### TASK DETAILS
The entries are to be returned exactly, with images left out.

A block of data
——————————

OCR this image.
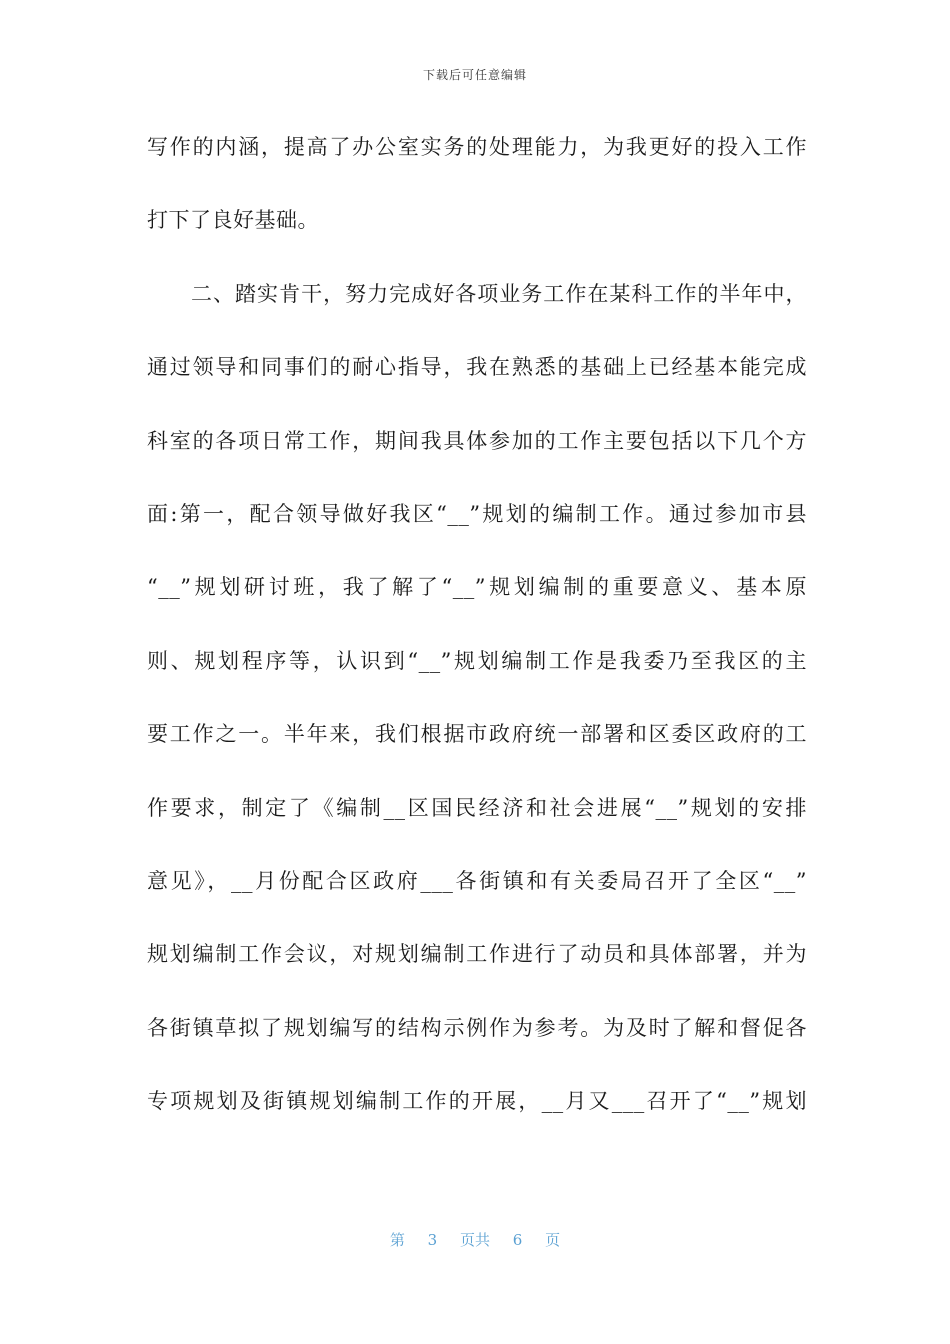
下载后可任意编辑
写作的内涵，提高了办公室实务的处理能力，为我更好的投入工作
打下了良好基础。
二、踏实肯干，努力完成好各项业务工作在某科工作的半年中，
通过领导和同事们的耐心指导，我在熟悉的基础上已经基本能完成
科室的各项日常工作，期间我具体参加的工作主要包括以下几个方
面:第一，配合领导做好我区“__”规划的编制工作。通过参加市县
“__”规划研讨班，我了解了“__”规划编制的重要意义、基本原
则、规划程序等，认识到“__”规划编制工作是我委乃至我区的主
要工作之一。半年来，我们根据市政府统一部署和区委区政府的工
作要求，制定了《编制__区国民经济和社会进展“__”规划的安排
意见》，__月份配合区政府___各街镇和有关委局召开了全区“__”
规划编制工作会议，对规划编制工作进行了动员和具体部署，并为
各街镇草拟了规划编写的结构示例作为参考。为及时了解和督促各
专项规划及街镇规划编制工作的开展，__月又___召开了“__”规划
第 3 页共 6 页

——————————

### ANSWER
OCR this image.
下载后可任意编辑
写作的内涵，提高了办公室实务的处理能力，为我更好的投入工作
打下了良好基础。
二、踏实肯干，努力完成好各项业务工作在某科工作的半年中，
通过领导和同事们的耐心指导，我在熟悉的基础上已经基本能完成
科室的各项日常工作，期间我具体参加的工作主要包括以下几个方
面:第一，配合领导做好我区“__”规划的编制工作。通过参加市县
“__”规划研讨班，我了解了“__”规划编制的重要意义、基本原
则、规划程序等，认识到“__”规划编制工作是我委乃至我区的主
要工作之一。半年来，我们根据市政府统一部署和区委区政府的工
作要求，制定了《编制__区国民经济和社会进展“__”规划的安排
意见》，__月份配合区政府___各街镇和有关委局召开了全区“__”
规划编制工作会议，对规划编制工作进行了动员和具体部署，并为
各街镇草拟了规划编写的结构示例作为参考。为及时了解和督促各
专项规划及街镇规划编制工作的开展，__月又___召开了“__”规划
第 3 页共 6 页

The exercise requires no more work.